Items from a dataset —
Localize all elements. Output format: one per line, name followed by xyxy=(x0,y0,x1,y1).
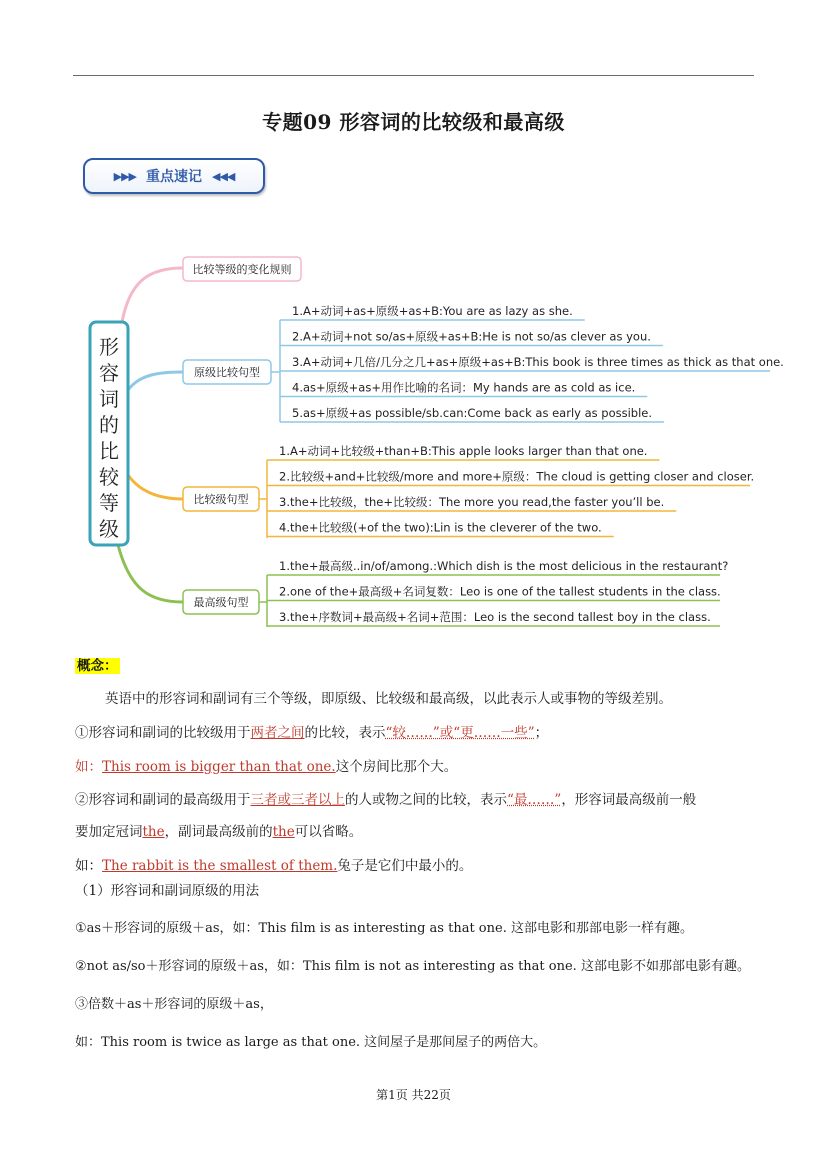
branch-connector xyxy=(118,545,183,602)
root-char: 比 xyxy=(99,439,119,463)
branch-label: 最高级句型 xyxy=(193,596,249,609)
header-rule xyxy=(73,75,754,76)
usage-2: ②not as/so＋形容词的原级＋as，如：This film is not as interesting as that one. 这部电影不如那部电影有趣。 xyxy=(75,959,750,974)
superlative-example: 如：The rabbit is the smallest of them.兔子是它们中最小的。 xyxy=(75,858,473,874)
root-char: 词 xyxy=(99,387,119,411)
usage-1: ①as＋形容词的原级＋as，如：This film is as interesting as that one. 这部电影和那部电影一样有趣。 xyxy=(75,921,693,936)
comparative-example: 如：This room is bigger than that one.这个房间比那个大。 xyxy=(75,759,458,775)
mindmap-item: 4.the+比较级(+of the two):Lin is the cleverer of the two. xyxy=(279,520,602,535)
mindmap-item: 1.the+最高级..in/of/among.:Which dish is the most delicious in the restaurant? xyxy=(279,559,729,573)
mindmap-item: 3.A+动词+几倍/几分之几+as+原级+as+B:This book is three times as thick as that one. xyxy=(292,355,784,369)
branch-connector xyxy=(128,372,183,390)
intro-paragraph: 英语中的形容词和副词有三个等级，即原级、比较级和最高级，以此表示人或事物的等级差别。 xyxy=(105,691,672,707)
mindmap-item: 4.as+原级+as+用作比喻的名词：My hands are as cold as ice. xyxy=(292,380,636,395)
page-footer: 第1页 共22页 xyxy=(376,1088,451,1102)
mindmap-item: 3.the+序数词+最高级+名词+范围：Leo is the second tallest boy in the class. xyxy=(279,610,711,624)
branch-connector xyxy=(128,475,183,499)
banner-label: 重点速记 xyxy=(146,169,202,185)
mindmap-item: 1.A+动词+as+原级+as+B:You are as lazy as she. xyxy=(292,304,573,318)
branch-label: 原级比较句型 xyxy=(194,366,260,379)
root-char: 容 xyxy=(99,361,119,385)
usage-3-example: 如：This room is twice as large as that one. 这间屋子是那间屋子的两倍大。 xyxy=(75,1035,547,1050)
key-points-banner xyxy=(83,158,265,194)
mindmap-item: 2.A+动词+not so/as+原级+as+B:He is not so/as clever as you. xyxy=(292,329,651,344)
superlative-rule: ②形容词和副词的最高级用于三者或三者以上的人或物之间的比较，表示“最……”，形容词最高级前一般 xyxy=(75,792,697,808)
mindmap-item: 2.one of the+最高级+名词复数：Leo is one of the tallest students in the class. xyxy=(279,584,721,599)
mindmap-item: 1.A+动词+比较级+than+B:This apple looks larger than that one. xyxy=(279,444,648,458)
root-char: 等 xyxy=(99,491,119,515)
root-char: 形 xyxy=(99,335,119,359)
mindmap-item: 5.as+原级+as possible/sb.can:Come back as early as possible. xyxy=(292,406,653,420)
comparative-rule: ①形容词和副词的比较级用于两者之间的比较，表示“较……”或“更……一些”； xyxy=(75,725,549,741)
mindmap-item: 2.比较级+and+比较级/more and more+原级：The cloud is getting closer and closer. xyxy=(279,469,755,484)
right-arrows-icon: ▶▶▶ xyxy=(113,169,136,183)
mind-map xyxy=(0,240,827,640)
root-char: 的 xyxy=(99,413,119,437)
concept-label: 概念： xyxy=(77,658,118,674)
root-char: 较 xyxy=(99,465,119,489)
mindmap-item: 3.the+比较级，the+比较级：The more you read,the faster you’ll be. xyxy=(279,495,665,509)
branch-connector xyxy=(122,268,183,322)
usage-3: ③倍数＋as＋形容词的原级＋as， xyxy=(75,997,273,1012)
branch-label: 比较级句型 xyxy=(193,493,249,506)
page-title: 专题09 形容词的比较级和最高级 xyxy=(262,110,565,134)
superlative-rule-cont: 要加定冠词the，副词最高级前的the可以省略。 xyxy=(75,824,363,840)
branch-label: 比较等级的变化规则 xyxy=(192,263,292,276)
root-char: 级 xyxy=(99,517,119,541)
left-arrows-icon: ◀◀◀ xyxy=(212,169,235,183)
section-heading: （1）形容词和副词原级的用法 xyxy=(75,883,260,899)
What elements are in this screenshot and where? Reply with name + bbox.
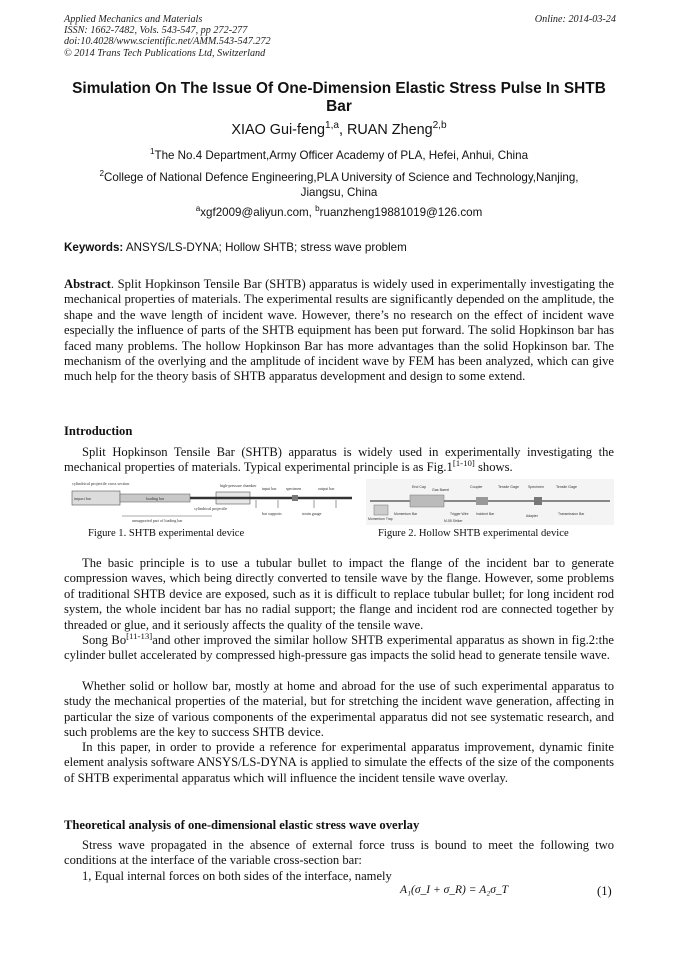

THE TASK — Copy everything in the records from the line that contains "branch-connector xyxy=(118,545,183,602)" down to the line that contains "banner-label: 重点速记 xyxy=(146,169,202,185)", including both of those lines.

RESULT OF THE EXERCISE —
branch-connector xyxy=(118,545,183,602)
root-char: 比 xyxy=(99,439,119,463)
branch-label: 最高级句型 xyxy=(193,596,249,609)
header-rule xyxy=(73,75,754,76)
usage-2: ②not as/so＋形容词的原级＋as，如：This film is not as interesting as that one. 这部电影不如那部电影有趣。 xyxy=(75,959,750,974)
superlative-example: 如：The rabbit is the smallest of them.兔子是它们中最小的。 xyxy=(75,858,473,874)
root-char: 词 xyxy=(99,387,119,411)
usage-1: ①as＋形容词的原级＋as，如：This film is as interesting as that one. 这部电影和那部电影一样有趣。 xyxy=(75,921,693,936)
comparative-example: 如：This room is bigger than that one.这个房间比那个大。 xyxy=(75,759,458,775)
mindmap-item: 4.the+比较级(+of the two):Lin is the cleverer of the two. xyxy=(279,520,602,535)
mindmap-item: 1.the+最高级..in/of/among.:Which dish is the most delicious in the restaurant? xyxy=(279,559,729,573)
mindmap-item: 3.A+动词+几倍/几分之几+as+原级+as+B:This book is three times as thick as that one. xyxy=(292,355,784,369)
branch-connector xyxy=(128,372,183,390)
intro-paragraph: 英语中的形容词和副词有三个等级，即原级、比较级和最高级，以此表示人或事物的等级差别。 xyxy=(105,691,672,707)
mindmap-item: 4.as+原级+as+用作比喻的名词：My hands are as cold as ice. xyxy=(292,380,636,395)
page-footer: 第1页 共22页 xyxy=(376,1088,451,1102)
mindmap-item: 3.the+序数词+最高级+名词+范围：Leo is the second tallest boy in the class. xyxy=(279,610,711,624)
branch-connector xyxy=(128,475,183,499)
banner-label: 重点速记 xyxy=(146,169,202,185)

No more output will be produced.